**REQUIRED WORK:** Lines containing "Photometric" are to be counted. Report the count alone.

**DATASET CONTENT:**
/---

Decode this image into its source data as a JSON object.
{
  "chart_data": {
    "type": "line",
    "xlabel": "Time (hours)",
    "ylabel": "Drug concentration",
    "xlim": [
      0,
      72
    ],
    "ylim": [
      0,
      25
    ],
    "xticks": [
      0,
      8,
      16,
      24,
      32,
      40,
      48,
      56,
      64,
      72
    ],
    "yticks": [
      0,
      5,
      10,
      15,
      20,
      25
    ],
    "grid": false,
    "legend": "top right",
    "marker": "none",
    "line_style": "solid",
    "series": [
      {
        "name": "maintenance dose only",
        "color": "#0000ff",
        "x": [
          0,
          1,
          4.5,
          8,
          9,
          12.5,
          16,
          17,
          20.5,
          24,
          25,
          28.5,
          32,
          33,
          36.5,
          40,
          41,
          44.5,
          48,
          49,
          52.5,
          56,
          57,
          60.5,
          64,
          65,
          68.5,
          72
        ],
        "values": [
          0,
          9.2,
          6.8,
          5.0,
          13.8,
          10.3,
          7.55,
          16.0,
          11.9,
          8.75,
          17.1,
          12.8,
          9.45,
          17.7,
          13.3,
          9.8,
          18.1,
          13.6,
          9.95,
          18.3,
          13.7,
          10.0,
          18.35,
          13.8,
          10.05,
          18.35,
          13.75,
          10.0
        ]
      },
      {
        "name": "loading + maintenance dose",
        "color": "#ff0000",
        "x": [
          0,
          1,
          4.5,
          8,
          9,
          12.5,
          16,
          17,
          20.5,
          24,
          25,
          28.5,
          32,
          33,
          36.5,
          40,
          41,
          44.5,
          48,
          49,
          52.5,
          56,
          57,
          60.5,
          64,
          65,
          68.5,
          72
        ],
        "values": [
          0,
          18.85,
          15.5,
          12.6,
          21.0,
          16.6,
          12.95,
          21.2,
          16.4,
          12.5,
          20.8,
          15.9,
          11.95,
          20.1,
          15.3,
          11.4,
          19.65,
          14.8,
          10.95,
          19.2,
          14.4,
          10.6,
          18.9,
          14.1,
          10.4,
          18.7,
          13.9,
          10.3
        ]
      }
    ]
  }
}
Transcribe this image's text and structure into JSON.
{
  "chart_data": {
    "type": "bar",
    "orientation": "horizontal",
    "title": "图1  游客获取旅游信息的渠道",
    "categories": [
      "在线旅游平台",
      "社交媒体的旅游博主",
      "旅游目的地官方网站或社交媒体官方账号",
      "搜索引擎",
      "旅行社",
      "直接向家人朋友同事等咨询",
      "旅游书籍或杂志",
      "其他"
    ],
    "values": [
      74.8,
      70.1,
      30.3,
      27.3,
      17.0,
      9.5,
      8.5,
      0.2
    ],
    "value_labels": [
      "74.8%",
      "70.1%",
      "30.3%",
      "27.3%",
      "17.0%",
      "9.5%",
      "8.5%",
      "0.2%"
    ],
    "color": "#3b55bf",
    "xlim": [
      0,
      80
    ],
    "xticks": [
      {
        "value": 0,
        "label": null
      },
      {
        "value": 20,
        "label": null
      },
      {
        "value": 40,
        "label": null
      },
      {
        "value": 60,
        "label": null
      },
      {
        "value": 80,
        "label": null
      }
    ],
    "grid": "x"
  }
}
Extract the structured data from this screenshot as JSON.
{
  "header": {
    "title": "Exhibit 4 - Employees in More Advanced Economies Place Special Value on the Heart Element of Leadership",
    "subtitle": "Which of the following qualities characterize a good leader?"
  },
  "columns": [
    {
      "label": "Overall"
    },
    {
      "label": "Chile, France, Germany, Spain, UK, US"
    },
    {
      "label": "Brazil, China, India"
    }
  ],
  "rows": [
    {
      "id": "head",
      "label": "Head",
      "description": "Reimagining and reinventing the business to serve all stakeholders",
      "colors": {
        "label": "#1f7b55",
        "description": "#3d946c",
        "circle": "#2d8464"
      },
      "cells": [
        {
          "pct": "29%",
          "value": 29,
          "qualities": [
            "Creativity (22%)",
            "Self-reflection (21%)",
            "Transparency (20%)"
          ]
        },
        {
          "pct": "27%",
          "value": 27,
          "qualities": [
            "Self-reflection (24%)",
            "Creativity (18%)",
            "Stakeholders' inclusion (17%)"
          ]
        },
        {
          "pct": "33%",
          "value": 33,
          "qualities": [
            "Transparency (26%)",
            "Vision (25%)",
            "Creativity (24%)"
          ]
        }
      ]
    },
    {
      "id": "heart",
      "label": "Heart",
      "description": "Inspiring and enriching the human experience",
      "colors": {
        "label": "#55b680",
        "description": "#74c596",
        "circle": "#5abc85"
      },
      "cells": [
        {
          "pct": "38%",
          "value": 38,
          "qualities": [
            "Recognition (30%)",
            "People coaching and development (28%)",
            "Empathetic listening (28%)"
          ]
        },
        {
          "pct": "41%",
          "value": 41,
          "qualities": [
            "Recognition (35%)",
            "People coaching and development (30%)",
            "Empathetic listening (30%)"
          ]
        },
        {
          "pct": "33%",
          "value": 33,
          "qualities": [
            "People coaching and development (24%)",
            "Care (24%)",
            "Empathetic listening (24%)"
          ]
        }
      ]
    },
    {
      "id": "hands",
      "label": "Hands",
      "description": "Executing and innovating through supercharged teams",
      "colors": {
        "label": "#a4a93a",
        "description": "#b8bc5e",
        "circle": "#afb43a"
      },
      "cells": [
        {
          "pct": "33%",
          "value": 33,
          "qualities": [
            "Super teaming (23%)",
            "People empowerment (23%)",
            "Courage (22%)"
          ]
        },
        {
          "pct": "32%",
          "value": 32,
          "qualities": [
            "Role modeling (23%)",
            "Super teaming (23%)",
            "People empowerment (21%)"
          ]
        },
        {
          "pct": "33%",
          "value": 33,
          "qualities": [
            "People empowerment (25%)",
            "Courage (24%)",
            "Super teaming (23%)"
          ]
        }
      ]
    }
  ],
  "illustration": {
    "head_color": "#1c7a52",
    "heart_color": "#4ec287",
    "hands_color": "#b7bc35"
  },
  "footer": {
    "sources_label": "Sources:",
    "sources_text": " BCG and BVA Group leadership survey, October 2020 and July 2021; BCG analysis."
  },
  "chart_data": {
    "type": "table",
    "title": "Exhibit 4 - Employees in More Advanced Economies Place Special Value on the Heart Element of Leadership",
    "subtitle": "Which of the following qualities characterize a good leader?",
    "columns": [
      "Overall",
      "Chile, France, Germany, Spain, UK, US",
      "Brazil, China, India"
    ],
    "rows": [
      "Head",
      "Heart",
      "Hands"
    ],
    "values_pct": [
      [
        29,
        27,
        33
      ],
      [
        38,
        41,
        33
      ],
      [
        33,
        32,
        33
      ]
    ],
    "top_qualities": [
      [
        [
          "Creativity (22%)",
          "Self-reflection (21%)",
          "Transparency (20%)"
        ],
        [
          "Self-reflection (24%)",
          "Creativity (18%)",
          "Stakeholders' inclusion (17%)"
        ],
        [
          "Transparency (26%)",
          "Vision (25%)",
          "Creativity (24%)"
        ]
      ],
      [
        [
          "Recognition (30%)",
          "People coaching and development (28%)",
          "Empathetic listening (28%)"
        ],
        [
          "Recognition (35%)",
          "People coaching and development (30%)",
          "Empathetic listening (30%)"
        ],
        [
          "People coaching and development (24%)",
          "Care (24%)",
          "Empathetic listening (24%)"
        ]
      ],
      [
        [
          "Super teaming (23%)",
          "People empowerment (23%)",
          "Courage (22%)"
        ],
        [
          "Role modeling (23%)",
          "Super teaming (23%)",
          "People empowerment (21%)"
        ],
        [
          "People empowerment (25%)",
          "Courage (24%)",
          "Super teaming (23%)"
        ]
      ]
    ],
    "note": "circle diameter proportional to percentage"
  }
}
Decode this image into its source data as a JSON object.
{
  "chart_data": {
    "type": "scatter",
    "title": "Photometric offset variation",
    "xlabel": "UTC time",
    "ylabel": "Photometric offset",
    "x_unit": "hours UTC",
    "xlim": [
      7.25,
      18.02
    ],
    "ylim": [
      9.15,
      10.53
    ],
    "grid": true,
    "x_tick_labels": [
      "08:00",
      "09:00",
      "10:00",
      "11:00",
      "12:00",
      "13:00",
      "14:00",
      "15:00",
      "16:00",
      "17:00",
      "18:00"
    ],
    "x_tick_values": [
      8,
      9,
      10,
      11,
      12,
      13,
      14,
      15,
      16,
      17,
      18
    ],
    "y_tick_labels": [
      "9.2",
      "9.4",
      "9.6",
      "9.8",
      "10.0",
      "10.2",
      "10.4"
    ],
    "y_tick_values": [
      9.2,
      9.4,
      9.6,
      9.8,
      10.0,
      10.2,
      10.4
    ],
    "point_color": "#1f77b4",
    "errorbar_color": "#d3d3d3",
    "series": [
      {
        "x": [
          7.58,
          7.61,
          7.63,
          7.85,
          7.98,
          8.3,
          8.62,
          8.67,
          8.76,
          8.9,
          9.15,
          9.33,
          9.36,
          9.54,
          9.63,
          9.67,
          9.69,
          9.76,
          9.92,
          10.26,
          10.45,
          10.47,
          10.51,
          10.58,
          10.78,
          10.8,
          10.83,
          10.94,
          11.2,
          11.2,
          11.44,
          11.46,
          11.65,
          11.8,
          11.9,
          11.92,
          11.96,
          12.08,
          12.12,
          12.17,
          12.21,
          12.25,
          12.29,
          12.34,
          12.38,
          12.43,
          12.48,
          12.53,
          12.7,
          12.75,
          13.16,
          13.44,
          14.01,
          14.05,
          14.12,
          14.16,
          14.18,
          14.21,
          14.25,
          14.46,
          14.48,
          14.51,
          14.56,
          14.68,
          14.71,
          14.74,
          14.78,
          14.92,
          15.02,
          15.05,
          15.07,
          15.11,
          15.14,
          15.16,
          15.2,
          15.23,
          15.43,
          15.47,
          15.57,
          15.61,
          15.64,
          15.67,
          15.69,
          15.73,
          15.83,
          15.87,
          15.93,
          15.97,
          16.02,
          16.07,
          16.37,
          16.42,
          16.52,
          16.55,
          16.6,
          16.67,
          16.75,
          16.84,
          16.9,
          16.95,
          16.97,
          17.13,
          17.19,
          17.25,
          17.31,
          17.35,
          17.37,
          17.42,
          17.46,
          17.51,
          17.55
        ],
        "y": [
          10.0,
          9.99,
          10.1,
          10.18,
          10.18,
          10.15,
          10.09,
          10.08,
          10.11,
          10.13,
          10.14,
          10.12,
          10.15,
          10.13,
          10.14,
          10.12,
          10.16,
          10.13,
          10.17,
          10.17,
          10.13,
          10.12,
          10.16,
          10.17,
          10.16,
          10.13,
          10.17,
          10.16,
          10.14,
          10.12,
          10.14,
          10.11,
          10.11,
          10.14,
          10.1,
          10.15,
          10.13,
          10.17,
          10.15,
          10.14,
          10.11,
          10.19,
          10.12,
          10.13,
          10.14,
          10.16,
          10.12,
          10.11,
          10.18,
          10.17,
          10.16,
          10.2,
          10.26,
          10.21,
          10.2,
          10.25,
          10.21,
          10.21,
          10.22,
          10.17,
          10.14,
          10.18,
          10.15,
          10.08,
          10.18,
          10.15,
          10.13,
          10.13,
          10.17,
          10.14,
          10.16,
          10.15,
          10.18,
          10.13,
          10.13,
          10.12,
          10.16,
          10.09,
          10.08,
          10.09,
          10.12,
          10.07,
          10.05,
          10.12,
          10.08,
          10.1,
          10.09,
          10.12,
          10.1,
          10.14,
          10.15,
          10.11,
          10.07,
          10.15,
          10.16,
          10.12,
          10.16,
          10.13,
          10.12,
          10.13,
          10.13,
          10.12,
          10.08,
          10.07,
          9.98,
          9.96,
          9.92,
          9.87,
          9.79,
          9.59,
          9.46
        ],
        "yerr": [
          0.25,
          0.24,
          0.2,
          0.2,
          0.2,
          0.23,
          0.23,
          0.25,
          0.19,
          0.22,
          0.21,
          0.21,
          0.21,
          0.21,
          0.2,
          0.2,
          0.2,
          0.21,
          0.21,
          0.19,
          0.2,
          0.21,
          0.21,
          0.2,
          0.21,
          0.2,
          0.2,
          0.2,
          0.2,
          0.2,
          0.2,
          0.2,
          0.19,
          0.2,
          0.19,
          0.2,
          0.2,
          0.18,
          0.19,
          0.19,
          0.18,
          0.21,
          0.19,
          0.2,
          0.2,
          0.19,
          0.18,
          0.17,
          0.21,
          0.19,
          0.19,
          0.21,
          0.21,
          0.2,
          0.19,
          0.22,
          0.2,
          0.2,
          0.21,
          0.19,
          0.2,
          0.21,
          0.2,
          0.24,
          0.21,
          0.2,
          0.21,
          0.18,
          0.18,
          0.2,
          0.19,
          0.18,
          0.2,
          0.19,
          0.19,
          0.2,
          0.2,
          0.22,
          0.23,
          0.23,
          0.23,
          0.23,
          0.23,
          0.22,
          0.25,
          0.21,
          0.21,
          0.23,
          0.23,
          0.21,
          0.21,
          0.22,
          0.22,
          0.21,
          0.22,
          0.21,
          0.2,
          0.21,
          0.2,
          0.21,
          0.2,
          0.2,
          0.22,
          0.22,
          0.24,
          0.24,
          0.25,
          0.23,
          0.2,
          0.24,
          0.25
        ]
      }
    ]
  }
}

\---

**OUTPUT FOR THIS EXERCISE:** 2